• **Page text**:
━━━━━━━━━━
# Which flat paint from Sherwin Williams in a million dollar home 3,300 sq ft



## 402 Painting (Apr 5, 2017)

I am getting ready to paint a brand new 3,300 sq ft million dollar home 10ft ceilings (except for tall living room). Walls and ceilings same color (light grey) and everything will be flat paint. 

What system would you use to paint. My friend told me even on some of these paints a flat can flash on top of flat. For example i spray and backroll the ceilings first and then do the walls next i will have some overspray going up to the ceiling that could flash.

Wondering a recommendation for which Sherwin Flat ?

Assuming i need to backroll ceilings both coats to avoid having to sand them in-between coats...

MUCH APPRECIATED


----------



## avenge (Sep 25, 2008)

You're a painting contractor, shouldn't you know these things? If you want a top notch job you start with a drywall primer that seals.


----------



## Driftweed (Nov 7, 2012)

You did not think about what paint to use BEFORE you bid the job? I just never understood this philosophy...
━━━━━━━━━━
• **Data extract**:
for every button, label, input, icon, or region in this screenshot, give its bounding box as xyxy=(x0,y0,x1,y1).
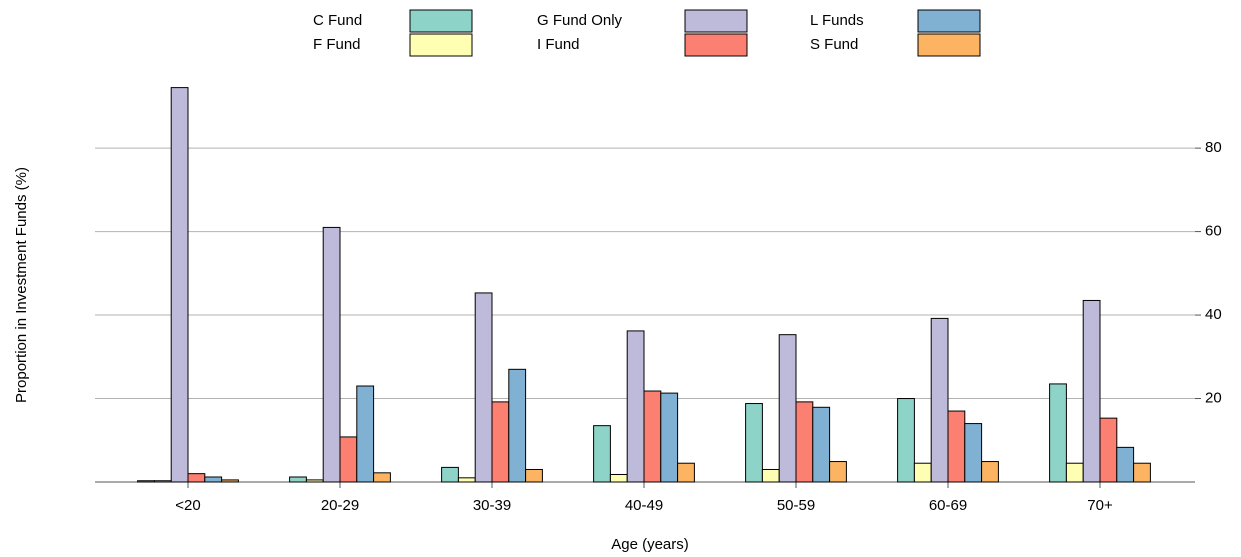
━━━━━━━━━━
Quote the passage of the paint forum thread between "I am getting" and "be flat paint.", inclusive.

• **Written solution**:
I am getting ready to paint a brand new 3,300 sq ft million dollar home 10ft ceilings (except for tall living room). Walls and ceilings same color (light grey) and everything will be flat paint.